Problem to solve: Lines containing the word "резервного" are the ones to copy from the records below.

========================================

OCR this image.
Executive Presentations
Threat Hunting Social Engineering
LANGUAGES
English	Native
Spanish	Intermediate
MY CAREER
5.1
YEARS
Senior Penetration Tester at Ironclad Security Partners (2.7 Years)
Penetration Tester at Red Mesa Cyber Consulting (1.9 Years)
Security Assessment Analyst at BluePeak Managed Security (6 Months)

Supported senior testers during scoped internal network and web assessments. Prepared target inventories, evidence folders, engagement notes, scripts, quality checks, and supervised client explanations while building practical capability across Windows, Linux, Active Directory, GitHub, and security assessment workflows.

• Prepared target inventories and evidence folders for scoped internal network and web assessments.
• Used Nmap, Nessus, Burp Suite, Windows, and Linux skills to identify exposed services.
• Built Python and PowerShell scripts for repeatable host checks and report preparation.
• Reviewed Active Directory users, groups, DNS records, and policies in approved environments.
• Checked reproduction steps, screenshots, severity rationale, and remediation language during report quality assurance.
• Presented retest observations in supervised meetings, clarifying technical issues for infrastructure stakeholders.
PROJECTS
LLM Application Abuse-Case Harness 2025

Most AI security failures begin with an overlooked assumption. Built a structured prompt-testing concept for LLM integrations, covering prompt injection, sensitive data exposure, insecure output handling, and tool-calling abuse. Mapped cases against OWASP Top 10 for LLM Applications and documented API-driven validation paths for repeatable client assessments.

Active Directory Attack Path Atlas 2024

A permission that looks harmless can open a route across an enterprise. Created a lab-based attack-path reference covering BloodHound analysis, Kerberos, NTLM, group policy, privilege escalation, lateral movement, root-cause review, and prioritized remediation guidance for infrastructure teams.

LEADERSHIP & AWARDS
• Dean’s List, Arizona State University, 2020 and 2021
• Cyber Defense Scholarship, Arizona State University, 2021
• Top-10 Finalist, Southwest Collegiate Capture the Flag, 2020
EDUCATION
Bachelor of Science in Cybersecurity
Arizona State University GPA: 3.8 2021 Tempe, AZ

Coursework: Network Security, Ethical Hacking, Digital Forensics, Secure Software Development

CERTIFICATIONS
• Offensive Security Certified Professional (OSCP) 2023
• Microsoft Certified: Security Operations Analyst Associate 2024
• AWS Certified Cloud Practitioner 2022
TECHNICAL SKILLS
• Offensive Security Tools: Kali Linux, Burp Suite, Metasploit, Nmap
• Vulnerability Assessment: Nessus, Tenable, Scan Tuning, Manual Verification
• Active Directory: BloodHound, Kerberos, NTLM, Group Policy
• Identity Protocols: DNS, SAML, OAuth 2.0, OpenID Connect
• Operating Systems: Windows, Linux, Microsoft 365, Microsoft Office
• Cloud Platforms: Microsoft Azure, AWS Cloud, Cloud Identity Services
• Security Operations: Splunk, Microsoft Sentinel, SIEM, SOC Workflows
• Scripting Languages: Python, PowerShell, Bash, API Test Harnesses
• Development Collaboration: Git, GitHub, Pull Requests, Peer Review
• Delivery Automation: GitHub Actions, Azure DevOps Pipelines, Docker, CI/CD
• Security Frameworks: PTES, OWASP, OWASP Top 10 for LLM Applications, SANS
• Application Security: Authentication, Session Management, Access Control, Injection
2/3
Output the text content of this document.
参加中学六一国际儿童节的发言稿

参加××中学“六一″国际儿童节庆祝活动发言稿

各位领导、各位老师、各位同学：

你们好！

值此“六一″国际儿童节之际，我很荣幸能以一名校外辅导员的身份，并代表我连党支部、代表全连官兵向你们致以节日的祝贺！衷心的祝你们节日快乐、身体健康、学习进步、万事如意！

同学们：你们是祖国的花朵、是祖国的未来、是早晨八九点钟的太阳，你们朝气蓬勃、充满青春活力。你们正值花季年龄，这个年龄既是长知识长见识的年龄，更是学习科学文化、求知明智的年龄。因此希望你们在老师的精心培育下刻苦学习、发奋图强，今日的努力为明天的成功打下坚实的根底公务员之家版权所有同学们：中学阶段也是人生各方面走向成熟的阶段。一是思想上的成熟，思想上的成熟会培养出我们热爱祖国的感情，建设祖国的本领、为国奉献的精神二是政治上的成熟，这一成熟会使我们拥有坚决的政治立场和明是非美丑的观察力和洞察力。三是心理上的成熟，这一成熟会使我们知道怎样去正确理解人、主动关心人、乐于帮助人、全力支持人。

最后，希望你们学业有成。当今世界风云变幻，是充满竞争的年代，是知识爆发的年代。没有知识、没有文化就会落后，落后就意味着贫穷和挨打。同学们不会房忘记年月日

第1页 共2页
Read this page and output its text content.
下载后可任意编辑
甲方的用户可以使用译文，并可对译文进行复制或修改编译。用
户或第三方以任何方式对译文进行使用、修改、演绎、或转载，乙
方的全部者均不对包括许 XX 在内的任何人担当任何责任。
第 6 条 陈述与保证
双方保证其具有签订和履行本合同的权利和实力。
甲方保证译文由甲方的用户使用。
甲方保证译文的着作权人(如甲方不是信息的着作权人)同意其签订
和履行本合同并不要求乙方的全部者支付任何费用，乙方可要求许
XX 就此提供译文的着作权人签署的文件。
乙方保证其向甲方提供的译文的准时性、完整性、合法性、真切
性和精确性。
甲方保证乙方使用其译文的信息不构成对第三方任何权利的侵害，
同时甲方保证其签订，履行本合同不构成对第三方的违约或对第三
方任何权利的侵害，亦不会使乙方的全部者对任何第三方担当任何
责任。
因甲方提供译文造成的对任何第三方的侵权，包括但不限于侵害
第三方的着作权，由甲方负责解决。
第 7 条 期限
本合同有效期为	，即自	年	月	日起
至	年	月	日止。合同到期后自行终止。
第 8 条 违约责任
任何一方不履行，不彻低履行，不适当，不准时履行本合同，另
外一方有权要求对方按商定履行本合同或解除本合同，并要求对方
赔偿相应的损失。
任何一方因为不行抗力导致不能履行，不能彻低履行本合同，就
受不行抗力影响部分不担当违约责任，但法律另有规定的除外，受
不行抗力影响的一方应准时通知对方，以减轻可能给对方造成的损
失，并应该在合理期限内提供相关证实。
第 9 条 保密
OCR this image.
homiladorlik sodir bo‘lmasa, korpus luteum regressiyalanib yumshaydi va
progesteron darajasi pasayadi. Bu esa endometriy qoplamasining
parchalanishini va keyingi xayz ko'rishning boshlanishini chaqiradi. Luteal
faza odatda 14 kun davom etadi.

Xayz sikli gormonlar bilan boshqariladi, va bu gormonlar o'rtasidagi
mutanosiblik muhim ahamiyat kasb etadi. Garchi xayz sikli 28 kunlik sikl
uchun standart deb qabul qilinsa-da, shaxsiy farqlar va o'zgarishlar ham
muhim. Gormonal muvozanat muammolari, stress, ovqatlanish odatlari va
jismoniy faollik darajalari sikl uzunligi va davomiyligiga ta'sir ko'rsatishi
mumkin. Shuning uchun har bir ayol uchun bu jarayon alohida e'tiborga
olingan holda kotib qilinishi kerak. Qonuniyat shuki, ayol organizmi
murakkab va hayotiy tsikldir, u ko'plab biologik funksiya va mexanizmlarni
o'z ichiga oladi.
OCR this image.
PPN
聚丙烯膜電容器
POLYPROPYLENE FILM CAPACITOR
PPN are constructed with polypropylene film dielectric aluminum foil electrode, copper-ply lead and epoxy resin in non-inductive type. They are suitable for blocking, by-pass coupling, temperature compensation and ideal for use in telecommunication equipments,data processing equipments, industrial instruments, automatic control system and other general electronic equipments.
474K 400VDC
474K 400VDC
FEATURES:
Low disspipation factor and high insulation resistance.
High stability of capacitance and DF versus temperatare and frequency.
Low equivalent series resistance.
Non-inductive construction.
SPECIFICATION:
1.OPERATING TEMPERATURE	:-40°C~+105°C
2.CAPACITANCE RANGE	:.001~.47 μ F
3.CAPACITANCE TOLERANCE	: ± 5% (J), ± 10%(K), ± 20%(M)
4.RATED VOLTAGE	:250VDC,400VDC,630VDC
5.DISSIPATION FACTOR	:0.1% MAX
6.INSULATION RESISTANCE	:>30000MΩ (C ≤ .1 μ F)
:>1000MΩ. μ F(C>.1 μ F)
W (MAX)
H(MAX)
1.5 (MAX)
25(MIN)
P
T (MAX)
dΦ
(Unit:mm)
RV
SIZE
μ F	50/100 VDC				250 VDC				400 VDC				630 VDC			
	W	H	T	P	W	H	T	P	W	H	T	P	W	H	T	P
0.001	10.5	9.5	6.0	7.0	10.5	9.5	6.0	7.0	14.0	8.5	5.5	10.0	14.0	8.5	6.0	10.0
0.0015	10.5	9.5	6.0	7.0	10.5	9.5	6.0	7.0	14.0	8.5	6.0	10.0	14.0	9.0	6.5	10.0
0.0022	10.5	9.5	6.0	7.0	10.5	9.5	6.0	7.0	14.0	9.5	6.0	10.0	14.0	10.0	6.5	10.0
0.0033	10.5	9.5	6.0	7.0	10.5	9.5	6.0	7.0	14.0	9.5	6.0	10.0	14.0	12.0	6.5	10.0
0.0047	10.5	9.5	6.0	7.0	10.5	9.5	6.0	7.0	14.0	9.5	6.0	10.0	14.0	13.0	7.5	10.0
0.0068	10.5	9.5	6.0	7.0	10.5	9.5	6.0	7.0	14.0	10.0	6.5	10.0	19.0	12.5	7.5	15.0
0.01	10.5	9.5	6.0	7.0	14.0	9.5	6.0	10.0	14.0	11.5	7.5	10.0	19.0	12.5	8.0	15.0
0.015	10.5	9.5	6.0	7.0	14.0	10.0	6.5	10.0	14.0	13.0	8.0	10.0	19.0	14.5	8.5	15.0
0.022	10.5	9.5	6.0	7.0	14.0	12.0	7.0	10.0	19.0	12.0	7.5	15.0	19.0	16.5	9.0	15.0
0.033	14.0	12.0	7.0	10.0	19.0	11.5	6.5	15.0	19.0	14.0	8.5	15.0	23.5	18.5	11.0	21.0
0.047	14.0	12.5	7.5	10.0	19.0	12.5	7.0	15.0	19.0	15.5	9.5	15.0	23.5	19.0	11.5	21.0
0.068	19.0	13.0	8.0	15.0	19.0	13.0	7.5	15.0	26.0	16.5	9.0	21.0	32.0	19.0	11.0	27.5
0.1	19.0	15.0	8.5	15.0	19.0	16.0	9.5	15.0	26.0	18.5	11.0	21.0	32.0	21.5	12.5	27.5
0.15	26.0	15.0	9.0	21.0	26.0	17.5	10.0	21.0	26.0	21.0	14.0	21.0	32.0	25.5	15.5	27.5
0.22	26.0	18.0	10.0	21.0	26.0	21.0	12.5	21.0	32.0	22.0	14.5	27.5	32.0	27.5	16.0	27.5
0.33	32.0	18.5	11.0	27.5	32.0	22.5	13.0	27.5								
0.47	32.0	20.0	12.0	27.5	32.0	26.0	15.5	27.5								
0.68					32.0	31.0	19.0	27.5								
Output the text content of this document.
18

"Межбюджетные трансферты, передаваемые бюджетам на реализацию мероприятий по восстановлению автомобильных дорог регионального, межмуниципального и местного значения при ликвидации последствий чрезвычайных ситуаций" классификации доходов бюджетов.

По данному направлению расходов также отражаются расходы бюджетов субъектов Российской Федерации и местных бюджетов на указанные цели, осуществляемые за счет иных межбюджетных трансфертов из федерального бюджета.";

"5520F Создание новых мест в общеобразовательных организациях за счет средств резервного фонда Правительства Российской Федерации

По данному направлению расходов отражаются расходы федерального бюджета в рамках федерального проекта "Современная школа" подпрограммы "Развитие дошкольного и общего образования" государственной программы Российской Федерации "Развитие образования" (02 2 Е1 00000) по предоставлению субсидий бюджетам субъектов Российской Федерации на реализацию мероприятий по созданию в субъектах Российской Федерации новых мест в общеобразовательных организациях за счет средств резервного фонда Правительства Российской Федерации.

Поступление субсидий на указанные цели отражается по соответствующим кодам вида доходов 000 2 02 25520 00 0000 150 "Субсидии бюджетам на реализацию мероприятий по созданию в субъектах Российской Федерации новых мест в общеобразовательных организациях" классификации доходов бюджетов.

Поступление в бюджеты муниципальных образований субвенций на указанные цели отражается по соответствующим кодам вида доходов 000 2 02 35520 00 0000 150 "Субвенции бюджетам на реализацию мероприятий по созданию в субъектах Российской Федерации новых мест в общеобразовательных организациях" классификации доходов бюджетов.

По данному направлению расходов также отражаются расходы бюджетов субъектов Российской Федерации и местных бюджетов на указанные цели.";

========================================

Exercise output:
"5520F Создание новых мест в общеобразовательных организациях за счет средств резервного фонда Правительства Российской Федерации
По данному направлению расходов отражаются расходы федерального бюджета в рамках федерального проекта "Современная школа" подпрограммы "Развитие дошкольного и общего образования" государственной программы Российской Федерации "Развитие образования" (02 2 Е1 00000) по предоставлению субсидий бюджетам субъектов Российской Федерации на реализацию мероприятий по созданию в субъектах Российской Федерации новых мест в общеобразовательных организациях за счет средств резервного фонда Правительства Российской Федерации.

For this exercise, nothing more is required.